Each line containing the word "Report" should be found and copied.

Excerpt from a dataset
* * *

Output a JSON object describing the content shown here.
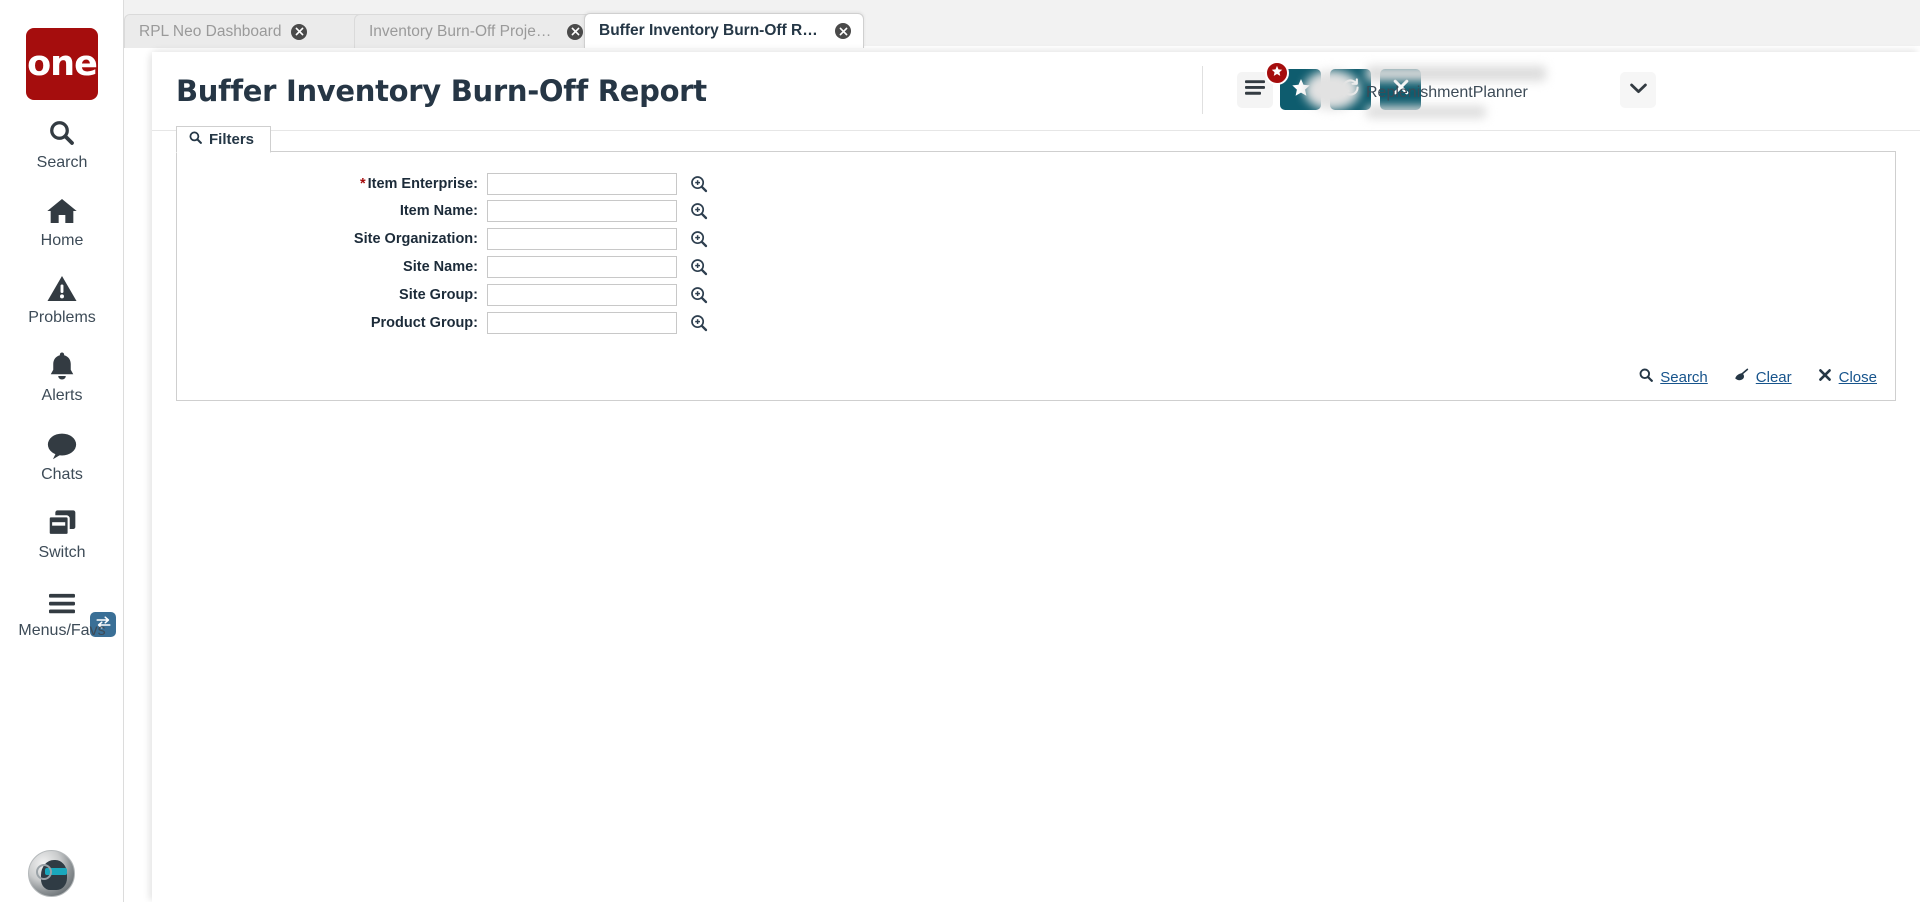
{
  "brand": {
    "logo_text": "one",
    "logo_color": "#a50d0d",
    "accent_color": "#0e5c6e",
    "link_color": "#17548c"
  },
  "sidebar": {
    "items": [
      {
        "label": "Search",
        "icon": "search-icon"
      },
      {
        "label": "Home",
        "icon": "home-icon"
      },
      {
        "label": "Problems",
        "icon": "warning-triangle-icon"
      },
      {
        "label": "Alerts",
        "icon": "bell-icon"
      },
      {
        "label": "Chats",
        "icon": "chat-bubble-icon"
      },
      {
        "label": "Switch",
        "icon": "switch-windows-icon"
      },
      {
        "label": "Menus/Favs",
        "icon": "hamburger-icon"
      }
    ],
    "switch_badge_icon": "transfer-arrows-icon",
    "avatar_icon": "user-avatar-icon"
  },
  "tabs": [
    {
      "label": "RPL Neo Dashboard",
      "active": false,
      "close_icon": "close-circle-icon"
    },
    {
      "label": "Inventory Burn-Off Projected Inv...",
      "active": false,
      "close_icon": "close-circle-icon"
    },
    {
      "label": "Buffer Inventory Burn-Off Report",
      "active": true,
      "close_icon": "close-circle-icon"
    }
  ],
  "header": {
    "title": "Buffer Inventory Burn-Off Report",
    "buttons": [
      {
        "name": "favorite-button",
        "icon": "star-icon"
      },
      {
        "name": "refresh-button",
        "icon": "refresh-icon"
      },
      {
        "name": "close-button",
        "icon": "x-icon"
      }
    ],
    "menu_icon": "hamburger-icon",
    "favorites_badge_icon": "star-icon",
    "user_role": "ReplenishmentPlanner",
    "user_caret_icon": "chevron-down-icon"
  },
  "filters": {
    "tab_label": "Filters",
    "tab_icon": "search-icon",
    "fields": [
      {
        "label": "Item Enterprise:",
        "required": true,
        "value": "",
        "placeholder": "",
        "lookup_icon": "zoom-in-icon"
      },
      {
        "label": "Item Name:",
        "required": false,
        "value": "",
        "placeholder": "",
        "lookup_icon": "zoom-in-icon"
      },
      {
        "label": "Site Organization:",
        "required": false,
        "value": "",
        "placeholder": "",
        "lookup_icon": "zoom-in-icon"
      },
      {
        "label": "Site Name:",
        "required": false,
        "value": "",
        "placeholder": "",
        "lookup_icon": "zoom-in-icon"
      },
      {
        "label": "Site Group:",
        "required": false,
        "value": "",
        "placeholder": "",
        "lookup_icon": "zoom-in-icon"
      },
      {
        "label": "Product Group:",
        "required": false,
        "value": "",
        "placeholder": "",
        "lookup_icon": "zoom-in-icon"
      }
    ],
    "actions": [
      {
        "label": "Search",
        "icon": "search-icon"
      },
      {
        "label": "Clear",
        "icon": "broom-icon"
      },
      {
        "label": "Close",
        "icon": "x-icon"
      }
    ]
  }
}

* * *

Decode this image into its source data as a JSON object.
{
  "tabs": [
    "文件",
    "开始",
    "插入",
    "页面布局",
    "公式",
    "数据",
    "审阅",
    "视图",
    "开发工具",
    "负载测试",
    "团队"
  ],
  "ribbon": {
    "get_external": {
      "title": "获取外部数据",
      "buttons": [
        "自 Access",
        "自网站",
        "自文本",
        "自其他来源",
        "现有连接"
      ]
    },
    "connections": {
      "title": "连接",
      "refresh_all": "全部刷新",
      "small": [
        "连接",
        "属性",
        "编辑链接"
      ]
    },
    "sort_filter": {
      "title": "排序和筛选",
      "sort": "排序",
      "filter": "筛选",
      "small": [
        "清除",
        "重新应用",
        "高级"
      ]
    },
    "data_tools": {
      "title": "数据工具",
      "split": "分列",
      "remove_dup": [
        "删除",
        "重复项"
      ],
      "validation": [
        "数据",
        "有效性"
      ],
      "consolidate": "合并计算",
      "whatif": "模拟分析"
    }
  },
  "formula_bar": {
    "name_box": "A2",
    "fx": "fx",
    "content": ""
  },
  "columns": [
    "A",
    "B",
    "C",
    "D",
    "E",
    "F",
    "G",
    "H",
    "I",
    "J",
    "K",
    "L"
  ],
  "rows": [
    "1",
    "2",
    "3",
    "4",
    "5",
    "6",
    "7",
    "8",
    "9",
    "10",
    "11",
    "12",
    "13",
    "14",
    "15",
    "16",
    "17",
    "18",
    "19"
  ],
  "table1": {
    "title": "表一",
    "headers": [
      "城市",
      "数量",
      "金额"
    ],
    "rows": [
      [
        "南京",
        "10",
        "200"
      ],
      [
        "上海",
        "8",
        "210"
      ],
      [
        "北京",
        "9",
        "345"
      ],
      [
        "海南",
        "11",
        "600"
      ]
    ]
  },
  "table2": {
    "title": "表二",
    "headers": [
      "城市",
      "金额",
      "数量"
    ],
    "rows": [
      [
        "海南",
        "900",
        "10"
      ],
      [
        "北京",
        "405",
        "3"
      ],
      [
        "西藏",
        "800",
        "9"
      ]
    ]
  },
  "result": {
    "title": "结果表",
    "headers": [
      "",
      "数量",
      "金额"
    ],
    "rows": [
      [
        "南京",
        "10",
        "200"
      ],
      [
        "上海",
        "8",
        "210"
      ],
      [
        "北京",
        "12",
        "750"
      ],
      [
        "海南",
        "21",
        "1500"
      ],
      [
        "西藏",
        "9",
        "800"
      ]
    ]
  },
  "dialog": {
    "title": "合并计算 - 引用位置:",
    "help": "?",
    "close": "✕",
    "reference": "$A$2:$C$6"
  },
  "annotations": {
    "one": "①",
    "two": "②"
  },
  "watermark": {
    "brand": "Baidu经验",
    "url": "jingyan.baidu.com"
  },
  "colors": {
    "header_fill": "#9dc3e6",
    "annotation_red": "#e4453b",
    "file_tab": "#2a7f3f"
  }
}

* * *

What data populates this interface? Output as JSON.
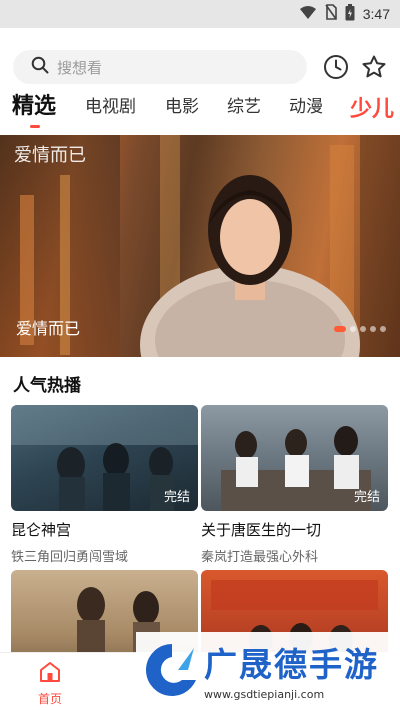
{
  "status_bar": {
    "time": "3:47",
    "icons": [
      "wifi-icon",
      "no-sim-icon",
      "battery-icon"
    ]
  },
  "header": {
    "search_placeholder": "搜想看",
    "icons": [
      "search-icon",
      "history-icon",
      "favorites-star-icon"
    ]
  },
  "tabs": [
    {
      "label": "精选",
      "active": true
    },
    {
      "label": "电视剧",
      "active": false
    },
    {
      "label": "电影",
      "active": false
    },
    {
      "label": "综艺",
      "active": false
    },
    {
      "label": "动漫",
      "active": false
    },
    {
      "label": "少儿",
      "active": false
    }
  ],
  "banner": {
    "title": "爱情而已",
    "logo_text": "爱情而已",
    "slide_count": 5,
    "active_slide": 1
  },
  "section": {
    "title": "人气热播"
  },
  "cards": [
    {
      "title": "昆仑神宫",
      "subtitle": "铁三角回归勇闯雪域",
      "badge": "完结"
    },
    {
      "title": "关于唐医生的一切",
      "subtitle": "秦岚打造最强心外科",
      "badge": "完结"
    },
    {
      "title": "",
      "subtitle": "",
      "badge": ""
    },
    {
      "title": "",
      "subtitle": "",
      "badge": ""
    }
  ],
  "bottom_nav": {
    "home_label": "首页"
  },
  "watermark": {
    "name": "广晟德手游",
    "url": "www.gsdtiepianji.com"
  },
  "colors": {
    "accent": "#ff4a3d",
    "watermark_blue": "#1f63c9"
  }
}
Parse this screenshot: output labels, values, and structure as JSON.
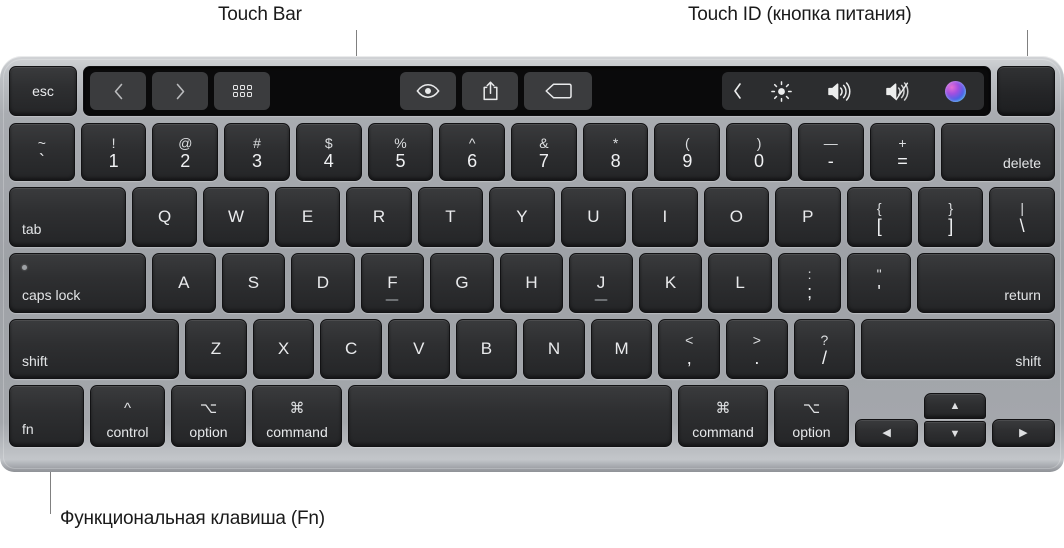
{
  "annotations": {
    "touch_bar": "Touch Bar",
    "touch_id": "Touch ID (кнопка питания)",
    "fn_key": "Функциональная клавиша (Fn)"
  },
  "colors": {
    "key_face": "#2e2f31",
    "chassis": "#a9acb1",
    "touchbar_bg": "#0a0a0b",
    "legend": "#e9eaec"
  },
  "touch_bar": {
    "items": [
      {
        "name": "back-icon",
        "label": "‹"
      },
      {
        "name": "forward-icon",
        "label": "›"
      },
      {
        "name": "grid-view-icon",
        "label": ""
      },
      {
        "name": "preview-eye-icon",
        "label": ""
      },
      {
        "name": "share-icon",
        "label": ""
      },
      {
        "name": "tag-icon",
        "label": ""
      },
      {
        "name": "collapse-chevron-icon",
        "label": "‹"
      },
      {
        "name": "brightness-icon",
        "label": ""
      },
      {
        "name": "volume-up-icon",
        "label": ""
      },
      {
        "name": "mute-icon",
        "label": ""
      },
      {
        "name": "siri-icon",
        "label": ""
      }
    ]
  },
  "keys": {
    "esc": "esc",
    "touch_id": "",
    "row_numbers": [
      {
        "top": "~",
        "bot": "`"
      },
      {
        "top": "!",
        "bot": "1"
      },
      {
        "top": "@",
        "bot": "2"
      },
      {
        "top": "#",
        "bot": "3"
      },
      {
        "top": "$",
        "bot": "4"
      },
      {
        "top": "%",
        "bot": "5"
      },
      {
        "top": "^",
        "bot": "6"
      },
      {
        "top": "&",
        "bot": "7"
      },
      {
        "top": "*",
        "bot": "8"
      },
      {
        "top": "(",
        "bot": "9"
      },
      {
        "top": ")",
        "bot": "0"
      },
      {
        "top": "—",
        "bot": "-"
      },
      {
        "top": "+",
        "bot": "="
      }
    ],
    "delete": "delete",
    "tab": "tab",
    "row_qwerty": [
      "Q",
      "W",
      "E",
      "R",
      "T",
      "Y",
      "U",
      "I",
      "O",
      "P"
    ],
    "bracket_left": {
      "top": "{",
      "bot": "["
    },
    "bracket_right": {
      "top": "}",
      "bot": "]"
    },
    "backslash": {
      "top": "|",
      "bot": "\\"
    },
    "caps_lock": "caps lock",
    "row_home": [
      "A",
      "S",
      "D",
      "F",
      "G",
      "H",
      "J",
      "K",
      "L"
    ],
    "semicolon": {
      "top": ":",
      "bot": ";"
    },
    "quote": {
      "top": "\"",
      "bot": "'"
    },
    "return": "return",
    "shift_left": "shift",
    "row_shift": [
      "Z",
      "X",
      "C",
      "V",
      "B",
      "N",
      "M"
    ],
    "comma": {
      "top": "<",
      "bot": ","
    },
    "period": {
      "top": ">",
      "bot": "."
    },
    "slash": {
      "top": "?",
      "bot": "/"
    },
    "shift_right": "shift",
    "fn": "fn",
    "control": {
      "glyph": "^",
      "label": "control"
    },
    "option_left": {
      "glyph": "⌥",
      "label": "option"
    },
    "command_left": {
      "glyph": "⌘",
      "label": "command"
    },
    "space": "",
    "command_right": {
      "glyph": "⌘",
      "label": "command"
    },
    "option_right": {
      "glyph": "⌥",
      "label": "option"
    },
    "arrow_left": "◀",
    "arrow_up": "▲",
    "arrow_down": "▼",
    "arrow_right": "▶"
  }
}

* * *

**SOLVED PROBLEM:**
      "label": "Buffer Inventory Burn-Off Report",
    "title": "Buffer Inventory Burn-Off Report",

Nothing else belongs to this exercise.